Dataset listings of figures
━━━━━━━━━━
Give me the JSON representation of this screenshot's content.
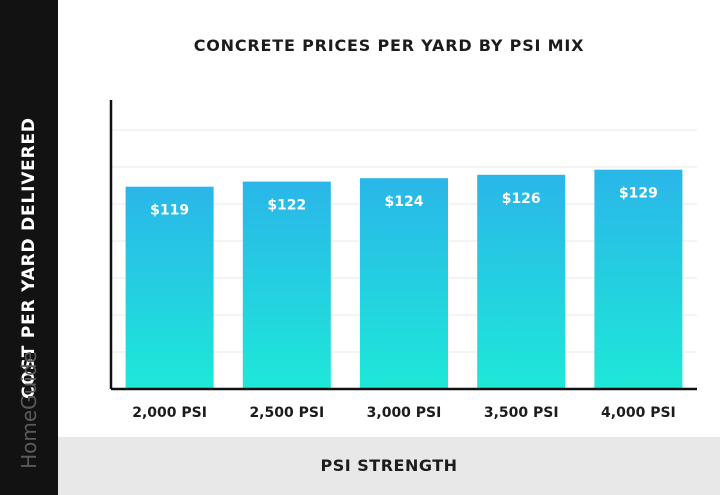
{
  "chart_data": {
    "type": "bar",
    "title": "CONCRETE PRICES PER YARD BY PSI MIX",
    "xlabel": "PSI STRENGTH",
    "ylabel": "COST PER YARD DELIVERED",
    "categories": [
      "2,000 PSI",
      "2,500 PSI",
      "3,000 PSI",
      "3,500 PSI",
      "4,000 PSI"
    ],
    "values": [
      119,
      122,
      124,
      126,
      129
    ],
    "data_labels": [
      "$119",
      "$122",
      "$124",
      "$126",
      "$129"
    ],
    "ylim": [
      0,
      170
    ],
    "grid": true,
    "colors": {
      "bar_top": "#2ab6e9",
      "bar_bottom": "#1ee8d8",
      "axis": "#111111",
      "grid": "#e9e9e9"
    }
  },
  "watermark": "HomeGuide"
}
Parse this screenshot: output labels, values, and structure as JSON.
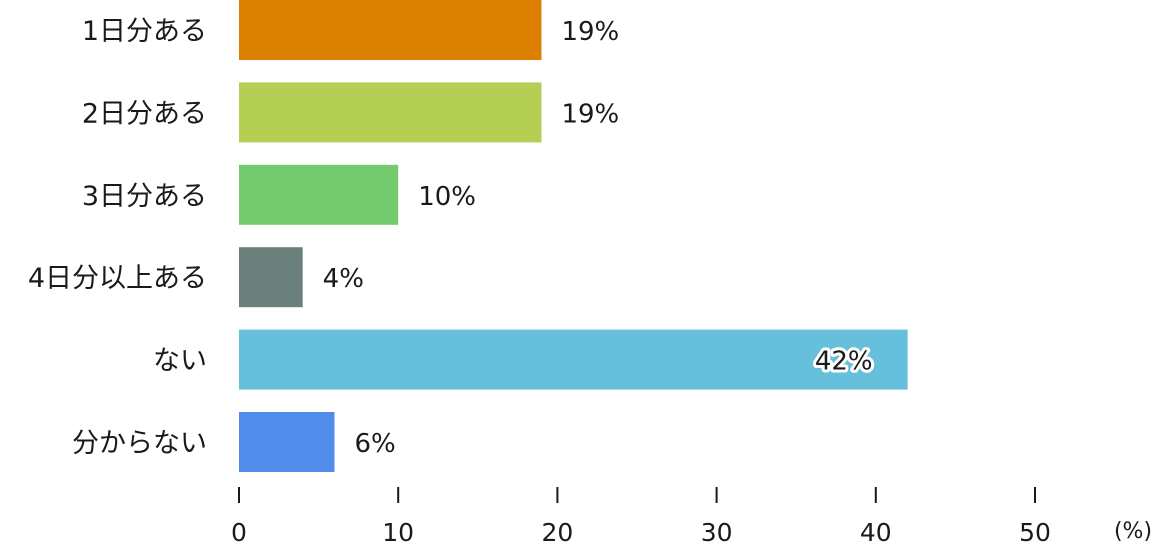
{
  "chart_data": {
    "type": "bar",
    "orientation": "horizontal",
    "categories": [
      "1日分ある",
      "2日分ある",
      "3日分ある",
      "4日分以上ある",
      "ない",
      "分からない"
    ],
    "values": [
      19,
      19,
      10,
      4,
      42,
      6
    ],
    "value_labels": [
      "19%",
      "19%",
      "10%",
      "4%",
      "42%",
      "6%"
    ],
    "colors": [
      "#DB8000",
      "#B5CF55",
      "#74CB6F",
      "#6B7F7B",
      "#66BFDB",
      "#518CEA"
    ],
    "xlim": [
      0,
      50
    ],
    "xticks": [
      0,
      10,
      20,
      30,
      40,
      50
    ],
    "unit_label": "(%)",
    "grid": false,
    "legend": "none"
  }
}
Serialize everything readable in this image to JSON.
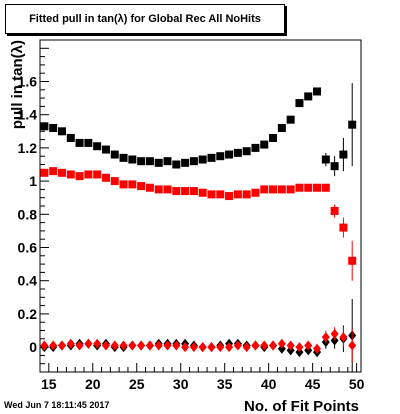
{
  "header": {
    "title": "Fitted pull in tan(λ) for Global Rec All NoHits",
    "date": "Wed Jun  7 18:11:45 2017"
  },
  "chart_data": {
    "type": "scatter",
    "xlabel": "No. of Fit Points",
    "ylabel": "pull in tan(λ)",
    "xlim": [
      14,
      50.5
    ],
    "ylim": [
      -0.15,
      1.85
    ],
    "x_ticks": [
      15,
      20,
      25,
      30,
      35,
      40,
      45,
      50
    ],
    "y_ticks": [
      0,
      0.2,
      0.4,
      0.6,
      0.8,
      1,
      1.2,
      1.4,
      1.6
    ],
    "y_tick_labels": [
      "0",
      "0.2",
      "0.4",
      "0.6",
      "0.8",
      "1",
      "1.2",
      "1.4",
      "1.6"
    ],
    "grid": false,
    "series": [
      {
        "marker": "square",
        "color": "#000000",
        "points": [
          [
            14.5,
            1.33
          ],
          [
            15.5,
            1.32
          ],
          [
            16.5,
            1.3
          ],
          [
            17.5,
            1.26
          ],
          [
            18.5,
            1.23
          ],
          [
            19.5,
            1.23
          ],
          [
            20.5,
            1.21
          ],
          [
            21.5,
            1.19
          ],
          [
            22.5,
            1.16
          ],
          [
            23.5,
            1.14
          ],
          [
            24.5,
            1.13
          ],
          [
            25.5,
            1.12
          ],
          [
            26.5,
            1.12
          ],
          [
            27.5,
            1.11
          ],
          [
            28.5,
            1.12
          ],
          [
            29.5,
            1.1
          ],
          [
            30.5,
            1.11
          ],
          [
            31.5,
            1.12
          ],
          [
            32.5,
            1.13
          ],
          [
            33.5,
            1.14
          ],
          [
            34.5,
            1.15
          ],
          [
            35.5,
            1.16
          ],
          [
            36.5,
            1.17
          ],
          [
            37.5,
            1.18
          ],
          [
            38.5,
            1.2
          ],
          [
            39.5,
            1.22
          ],
          [
            40.5,
            1.26
          ],
          [
            41.5,
            1.32
          ],
          [
            42.5,
            1.37
          ],
          [
            43.5,
            1.47
          ],
          [
            44.5,
            1.51
          ],
          [
            45.5,
            1.54
          ],
          [
            46.5,
            1.13
          ],
          [
            47.5,
            1.09
          ],
          [
            48.5,
            1.16
          ],
          [
            49.5,
            1.34
          ]
        ],
        "errors": [
          0.01,
          0.01,
          0.01,
          0.01,
          0.01,
          0.01,
          0.01,
          0.01,
          0.01,
          0.01,
          0.01,
          0.01,
          0.01,
          0.01,
          0.01,
          0.01,
          0.01,
          0.01,
          0.01,
          0.01,
          0.01,
          0.01,
          0.01,
          0.01,
          0.01,
          0.01,
          0.01,
          0.01,
          0.01,
          0.01,
          0.02,
          0.02,
          0.04,
          0.06,
          0.1,
          0.25
        ]
      },
      {
        "marker": "square",
        "color": "#ff0000",
        "points": [
          [
            14.5,
            1.05
          ],
          [
            15.5,
            1.06
          ],
          [
            16.5,
            1.05
          ],
          [
            17.5,
            1.04
          ],
          [
            18.5,
            1.03
          ],
          [
            19.5,
            1.04
          ],
          [
            20.5,
            1.04
          ],
          [
            21.5,
            1.02
          ],
          [
            22.5,
            1.0
          ],
          [
            23.5,
            0.98
          ],
          [
            24.5,
            0.98
          ],
          [
            25.5,
            0.97
          ],
          [
            26.5,
            0.96
          ],
          [
            27.5,
            0.95
          ],
          [
            28.5,
            0.95
          ],
          [
            29.5,
            0.94
          ],
          [
            30.5,
            0.94
          ],
          [
            31.5,
            0.94
          ],
          [
            32.5,
            0.93
          ],
          [
            33.5,
            0.92
          ],
          [
            34.5,
            0.92
          ],
          [
            35.5,
            0.91
          ],
          [
            36.5,
            0.92
          ],
          [
            37.5,
            0.92
          ],
          [
            38.5,
            0.93
          ],
          [
            39.5,
            0.95
          ],
          [
            40.5,
            0.95
          ],
          [
            41.5,
            0.95
          ],
          [
            42.5,
            0.95
          ],
          [
            43.5,
            0.96
          ],
          [
            44.5,
            0.96
          ],
          [
            45.5,
            0.96
          ],
          [
            46.5,
            0.96
          ],
          [
            47.5,
            0.82
          ],
          [
            48.5,
            0.72
          ],
          [
            49.5,
            0.52
          ]
        ],
        "errors": [
          0.01,
          0.01,
          0.01,
          0.01,
          0.01,
          0.01,
          0.01,
          0.01,
          0.01,
          0.01,
          0.01,
          0.01,
          0.01,
          0.01,
          0.01,
          0.01,
          0.01,
          0.01,
          0.01,
          0.01,
          0.01,
          0.01,
          0.01,
          0.01,
          0.01,
          0.01,
          0.01,
          0.01,
          0.01,
          0.01,
          0.01,
          0.01,
          0.02,
          0.04,
          0.06,
          0.12
        ]
      },
      {
        "marker": "diamond",
        "color": "#000000",
        "points": [
          [
            14.5,
            0.0
          ],
          [
            15.5,
            0.0
          ],
          [
            16.5,
            0.01
          ],
          [
            17.5,
            0.01
          ],
          [
            18.5,
            0.02
          ],
          [
            19.5,
            0.02
          ],
          [
            20.5,
            0.01
          ],
          [
            21.5,
            0.02
          ],
          [
            22.5,
            0.0
          ],
          [
            23.5,
            0.0
          ],
          [
            24.5,
            0.01
          ],
          [
            25.5,
            0.01
          ],
          [
            26.5,
            0.01
          ],
          [
            27.5,
            0.02
          ],
          [
            28.5,
            0.02
          ],
          [
            29.5,
            0.02
          ],
          [
            30.5,
            0.02
          ],
          [
            31.5,
            0.01
          ],
          [
            32.5,
            0.0
          ],
          [
            33.5,
            0.0
          ],
          [
            34.5,
            0.01
          ],
          [
            35.5,
            0.02
          ],
          [
            36.5,
            0.02
          ],
          [
            37.5,
            0.01
          ],
          [
            38.5,
            0.01
          ],
          [
            39.5,
            0.0
          ],
          [
            40.5,
            0.01
          ],
          [
            41.5,
            -0.01
          ],
          [
            42.5,
            -0.02
          ],
          [
            43.5,
            -0.03
          ],
          [
            44.5,
            -0.02
          ],
          [
            45.5,
            -0.03
          ],
          [
            46.5,
            0.03
          ],
          [
            47.5,
            0.04
          ],
          [
            48.5,
            0.05
          ],
          [
            49.5,
            0.07
          ]
        ],
        "errors": [
          0.01,
          0.01,
          0.01,
          0.01,
          0.01,
          0.01,
          0.01,
          0.01,
          0.01,
          0.01,
          0.01,
          0.01,
          0.01,
          0.01,
          0.01,
          0.01,
          0.01,
          0.01,
          0.01,
          0.01,
          0.01,
          0.01,
          0.01,
          0.01,
          0.01,
          0.01,
          0.01,
          0.01,
          0.01,
          0.02,
          0.02,
          0.03,
          0.04,
          0.05,
          0.08,
          0.22
        ]
      },
      {
        "marker": "diamond",
        "color": "#ff0000",
        "points": [
          [
            14.5,
            0.01
          ],
          [
            15.5,
            0.01
          ],
          [
            16.5,
            0.01
          ],
          [
            17.5,
            0.02
          ],
          [
            18.5,
            0.01
          ],
          [
            19.5,
            0.02
          ],
          [
            20.5,
            0.02
          ],
          [
            21.5,
            0.01
          ],
          [
            22.5,
            0.01
          ],
          [
            23.5,
            0.01
          ],
          [
            24.5,
            0.01
          ],
          [
            25.5,
            0.01
          ],
          [
            26.5,
            0.01
          ],
          [
            27.5,
            0.01
          ],
          [
            28.5,
            0.01
          ],
          [
            29.5,
            0.01
          ],
          [
            30.5,
            0.0
          ],
          [
            31.5,
            0.0
          ],
          [
            32.5,
            0.0
          ],
          [
            33.5,
            0.0
          ],
          [
            34.5,
            0.0
          ],
          [
            35.5,
            0.0
          ],
          [
            36.5,
            0.01
          ],
          [
            37.5,
            0.0
          ],
          [
            38.5,
            0.01
          ],
          [
            39.5,
            0.01
          ],
          [
            40.5,
            0.01
          ],
          [
            41.5,
            0.02
          ],
          [
            42.5,
            0.01
          ],
          [
            43.5,
            0.0
          ],
          [
            44.5,
            0.01
          ],
          [
            45.5,
            -0.01
          ],
          [
            46.5,
            0.06
          ],
          [
            47.5,
            0.08
          ],
          [
            48.5,
            0.06
          ],
          [
            49.5,
            0.01
          ]
        ],
        "errors": [
          0.01,
          0.01,
          0.01,
          0.01,
          0.01,
          0.01,
          0.01,
          0.01,
          0.01,
          0.01,
          0.01,
          0.01,
          0.01,
          0.01,
          0.01,
          0.01,
          0.01,
          0.01,
          0.01,
          0.01,
          0.01,
          0.01,
          0.01,
          0.01,
          0.01,
          0.01,
          0.01,
          0.01,
          0.01,
          0.02,
          0.02,
          0.03,
          0.04,
          0.04,
          0.06,
          0.1
        ]
      }
    ]
  }
}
━━━━━━━━━━
■ WRITTEN TASK:
Isolate the lines that hold the word "ylabel" and copy all of them.

■ PROBLEM SOLUTION:
    "ylabel": "COST PER YARD DELIVERED",
    "ylabel": "pull in tan(λ)",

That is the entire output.